* _Task objective_: Where a line of the listing below includes the word "Greece", reproduce that line.

* _Records for this task_:

++++++++++++++++++++

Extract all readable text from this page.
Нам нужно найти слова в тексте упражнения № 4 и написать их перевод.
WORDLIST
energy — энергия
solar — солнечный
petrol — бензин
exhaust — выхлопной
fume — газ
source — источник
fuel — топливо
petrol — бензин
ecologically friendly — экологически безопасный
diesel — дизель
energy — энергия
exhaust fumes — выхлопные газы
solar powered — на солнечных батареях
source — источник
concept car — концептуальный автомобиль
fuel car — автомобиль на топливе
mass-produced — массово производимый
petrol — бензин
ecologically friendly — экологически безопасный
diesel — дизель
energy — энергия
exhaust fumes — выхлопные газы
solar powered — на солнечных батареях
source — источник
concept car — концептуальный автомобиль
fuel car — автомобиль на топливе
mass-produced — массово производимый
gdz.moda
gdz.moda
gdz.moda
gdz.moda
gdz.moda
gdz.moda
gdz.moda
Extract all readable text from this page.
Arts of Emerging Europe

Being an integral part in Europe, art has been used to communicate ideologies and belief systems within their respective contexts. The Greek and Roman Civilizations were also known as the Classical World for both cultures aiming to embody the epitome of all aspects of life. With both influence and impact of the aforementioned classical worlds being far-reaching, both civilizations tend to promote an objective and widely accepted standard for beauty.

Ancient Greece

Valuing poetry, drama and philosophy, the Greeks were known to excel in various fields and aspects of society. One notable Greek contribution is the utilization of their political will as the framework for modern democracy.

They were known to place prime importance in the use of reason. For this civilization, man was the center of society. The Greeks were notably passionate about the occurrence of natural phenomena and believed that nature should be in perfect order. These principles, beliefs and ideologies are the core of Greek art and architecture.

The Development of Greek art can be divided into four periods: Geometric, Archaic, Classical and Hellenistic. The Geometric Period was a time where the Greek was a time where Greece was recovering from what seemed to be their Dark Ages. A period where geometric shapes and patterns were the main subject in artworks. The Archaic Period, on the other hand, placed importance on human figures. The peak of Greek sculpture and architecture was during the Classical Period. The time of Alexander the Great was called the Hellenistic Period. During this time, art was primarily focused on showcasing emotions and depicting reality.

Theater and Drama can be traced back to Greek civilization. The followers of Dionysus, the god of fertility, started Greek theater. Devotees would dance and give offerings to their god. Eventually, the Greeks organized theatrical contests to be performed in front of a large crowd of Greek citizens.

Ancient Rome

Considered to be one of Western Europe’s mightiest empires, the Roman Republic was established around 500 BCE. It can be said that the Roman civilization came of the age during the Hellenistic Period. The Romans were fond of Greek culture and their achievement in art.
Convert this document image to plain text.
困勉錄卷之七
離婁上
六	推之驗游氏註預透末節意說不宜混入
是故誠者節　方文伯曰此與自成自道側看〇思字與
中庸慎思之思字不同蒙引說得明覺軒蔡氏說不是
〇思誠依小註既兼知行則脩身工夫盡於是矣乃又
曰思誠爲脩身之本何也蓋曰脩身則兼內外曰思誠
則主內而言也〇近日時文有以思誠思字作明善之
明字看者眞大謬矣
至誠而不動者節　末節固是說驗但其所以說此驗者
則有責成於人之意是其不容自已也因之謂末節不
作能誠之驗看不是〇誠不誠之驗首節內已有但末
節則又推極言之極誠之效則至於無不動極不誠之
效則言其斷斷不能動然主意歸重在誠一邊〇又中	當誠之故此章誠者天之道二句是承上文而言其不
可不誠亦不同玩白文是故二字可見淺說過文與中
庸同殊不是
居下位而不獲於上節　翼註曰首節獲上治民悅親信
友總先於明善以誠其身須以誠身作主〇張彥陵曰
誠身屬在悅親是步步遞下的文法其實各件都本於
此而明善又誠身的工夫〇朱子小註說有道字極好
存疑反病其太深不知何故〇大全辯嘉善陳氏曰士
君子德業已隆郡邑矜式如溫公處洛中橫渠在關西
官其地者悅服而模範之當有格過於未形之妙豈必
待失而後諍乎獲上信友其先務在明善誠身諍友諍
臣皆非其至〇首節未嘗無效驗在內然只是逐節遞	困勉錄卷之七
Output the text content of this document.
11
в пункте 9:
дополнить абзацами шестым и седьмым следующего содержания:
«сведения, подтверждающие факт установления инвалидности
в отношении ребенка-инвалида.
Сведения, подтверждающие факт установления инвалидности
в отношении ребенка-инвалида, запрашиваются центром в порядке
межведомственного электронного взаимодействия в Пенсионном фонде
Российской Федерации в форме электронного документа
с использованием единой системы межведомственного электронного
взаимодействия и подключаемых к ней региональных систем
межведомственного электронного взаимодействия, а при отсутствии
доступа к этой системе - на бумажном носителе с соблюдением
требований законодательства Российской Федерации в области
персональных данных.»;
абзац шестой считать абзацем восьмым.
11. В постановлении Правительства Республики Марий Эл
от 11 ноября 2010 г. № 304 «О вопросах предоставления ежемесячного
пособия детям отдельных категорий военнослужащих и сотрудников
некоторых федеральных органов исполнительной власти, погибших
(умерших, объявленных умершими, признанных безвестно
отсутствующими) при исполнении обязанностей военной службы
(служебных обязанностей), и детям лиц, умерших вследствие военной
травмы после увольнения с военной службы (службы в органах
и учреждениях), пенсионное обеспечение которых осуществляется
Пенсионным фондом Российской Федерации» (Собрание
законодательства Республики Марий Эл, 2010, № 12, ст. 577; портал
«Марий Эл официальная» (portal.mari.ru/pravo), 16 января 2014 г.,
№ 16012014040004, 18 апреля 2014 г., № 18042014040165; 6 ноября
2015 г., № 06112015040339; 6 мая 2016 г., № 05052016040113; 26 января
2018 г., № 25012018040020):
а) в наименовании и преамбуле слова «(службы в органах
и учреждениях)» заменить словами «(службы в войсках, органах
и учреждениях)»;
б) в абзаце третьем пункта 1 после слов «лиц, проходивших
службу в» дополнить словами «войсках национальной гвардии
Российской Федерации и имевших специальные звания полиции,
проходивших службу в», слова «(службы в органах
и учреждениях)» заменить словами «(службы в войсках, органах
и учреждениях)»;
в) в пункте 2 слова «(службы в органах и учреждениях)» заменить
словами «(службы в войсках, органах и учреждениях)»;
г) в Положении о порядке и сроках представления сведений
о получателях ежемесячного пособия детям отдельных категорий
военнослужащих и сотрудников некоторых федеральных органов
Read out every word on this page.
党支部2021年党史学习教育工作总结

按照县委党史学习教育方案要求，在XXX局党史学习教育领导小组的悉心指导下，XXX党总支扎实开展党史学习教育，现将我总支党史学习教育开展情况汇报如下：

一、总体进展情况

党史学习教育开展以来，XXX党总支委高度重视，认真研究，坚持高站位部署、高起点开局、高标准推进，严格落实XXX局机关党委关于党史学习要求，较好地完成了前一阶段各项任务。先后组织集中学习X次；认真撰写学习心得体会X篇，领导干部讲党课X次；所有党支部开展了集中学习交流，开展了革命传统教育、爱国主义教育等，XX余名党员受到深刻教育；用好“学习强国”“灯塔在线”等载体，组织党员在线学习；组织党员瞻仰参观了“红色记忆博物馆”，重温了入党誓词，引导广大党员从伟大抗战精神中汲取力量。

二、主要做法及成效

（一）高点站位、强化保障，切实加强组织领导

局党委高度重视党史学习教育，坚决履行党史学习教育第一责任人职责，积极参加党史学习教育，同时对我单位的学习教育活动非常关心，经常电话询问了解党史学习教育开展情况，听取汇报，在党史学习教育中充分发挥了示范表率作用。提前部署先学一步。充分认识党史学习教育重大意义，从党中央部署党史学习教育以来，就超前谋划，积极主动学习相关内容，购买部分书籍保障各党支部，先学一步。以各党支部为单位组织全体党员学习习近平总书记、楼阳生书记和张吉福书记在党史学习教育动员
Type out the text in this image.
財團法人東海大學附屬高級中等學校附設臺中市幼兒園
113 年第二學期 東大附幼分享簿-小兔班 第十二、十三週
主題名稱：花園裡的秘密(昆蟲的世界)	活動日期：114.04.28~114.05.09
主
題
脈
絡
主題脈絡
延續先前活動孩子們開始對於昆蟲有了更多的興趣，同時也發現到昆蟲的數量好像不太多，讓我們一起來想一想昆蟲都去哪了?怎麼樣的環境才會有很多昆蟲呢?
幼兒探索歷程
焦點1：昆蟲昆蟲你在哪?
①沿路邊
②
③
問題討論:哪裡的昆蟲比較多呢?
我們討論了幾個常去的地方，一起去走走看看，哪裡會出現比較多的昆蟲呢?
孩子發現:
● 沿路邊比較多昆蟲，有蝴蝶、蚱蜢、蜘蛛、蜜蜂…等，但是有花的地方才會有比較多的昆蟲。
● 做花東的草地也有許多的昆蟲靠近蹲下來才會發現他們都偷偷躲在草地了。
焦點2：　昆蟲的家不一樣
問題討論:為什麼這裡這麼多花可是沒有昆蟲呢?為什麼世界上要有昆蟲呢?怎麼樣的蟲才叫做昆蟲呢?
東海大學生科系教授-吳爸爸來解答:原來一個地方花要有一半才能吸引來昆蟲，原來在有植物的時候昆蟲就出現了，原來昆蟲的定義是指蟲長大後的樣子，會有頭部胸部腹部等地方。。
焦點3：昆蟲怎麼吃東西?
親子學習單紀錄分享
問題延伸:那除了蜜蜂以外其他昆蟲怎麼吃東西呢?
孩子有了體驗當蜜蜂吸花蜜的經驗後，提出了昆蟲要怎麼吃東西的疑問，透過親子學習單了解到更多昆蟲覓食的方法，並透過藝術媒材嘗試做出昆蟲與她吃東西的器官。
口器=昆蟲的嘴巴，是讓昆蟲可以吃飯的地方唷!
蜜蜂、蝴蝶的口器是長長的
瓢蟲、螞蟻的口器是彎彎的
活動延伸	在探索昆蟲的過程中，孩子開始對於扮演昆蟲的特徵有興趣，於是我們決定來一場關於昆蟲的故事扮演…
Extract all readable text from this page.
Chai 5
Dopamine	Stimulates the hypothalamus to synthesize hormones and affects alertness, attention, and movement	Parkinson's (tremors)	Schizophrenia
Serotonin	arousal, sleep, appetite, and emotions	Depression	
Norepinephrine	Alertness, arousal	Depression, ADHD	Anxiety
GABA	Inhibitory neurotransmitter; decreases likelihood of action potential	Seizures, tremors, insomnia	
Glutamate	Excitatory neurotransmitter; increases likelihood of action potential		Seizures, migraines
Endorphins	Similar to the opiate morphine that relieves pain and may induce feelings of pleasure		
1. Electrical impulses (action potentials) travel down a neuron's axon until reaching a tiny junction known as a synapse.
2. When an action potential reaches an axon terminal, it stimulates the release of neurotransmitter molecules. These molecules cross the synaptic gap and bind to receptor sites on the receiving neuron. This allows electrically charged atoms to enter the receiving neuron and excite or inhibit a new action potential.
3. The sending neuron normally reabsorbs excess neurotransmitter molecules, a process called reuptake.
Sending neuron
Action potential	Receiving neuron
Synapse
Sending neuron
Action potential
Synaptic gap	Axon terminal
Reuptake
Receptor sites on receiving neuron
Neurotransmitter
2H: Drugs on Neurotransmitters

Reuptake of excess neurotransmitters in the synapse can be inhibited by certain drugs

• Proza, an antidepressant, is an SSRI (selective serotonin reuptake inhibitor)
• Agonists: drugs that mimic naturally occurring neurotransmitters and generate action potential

++++++++++++++++++++

* _Task output_:
Ancient Greece
The Development of Greek art can be divided into four periods: Geometric, Archaic, Classical and Hellenistic. The Geometric Period was a time where the Greek was a time where Greece was recovering from what seemed to be their Dark Ages. A period where geometric shapes and patterns were the main subject in artworks. The Archaic Period, on the other hand, placed importance on human figures. The peak of Greek sculpture and architecture was during the Classical Period. The time of Alexander the Great was called the Hellenistic Period. During this time, art was primarily focused on showcasing emotions and depicting reality.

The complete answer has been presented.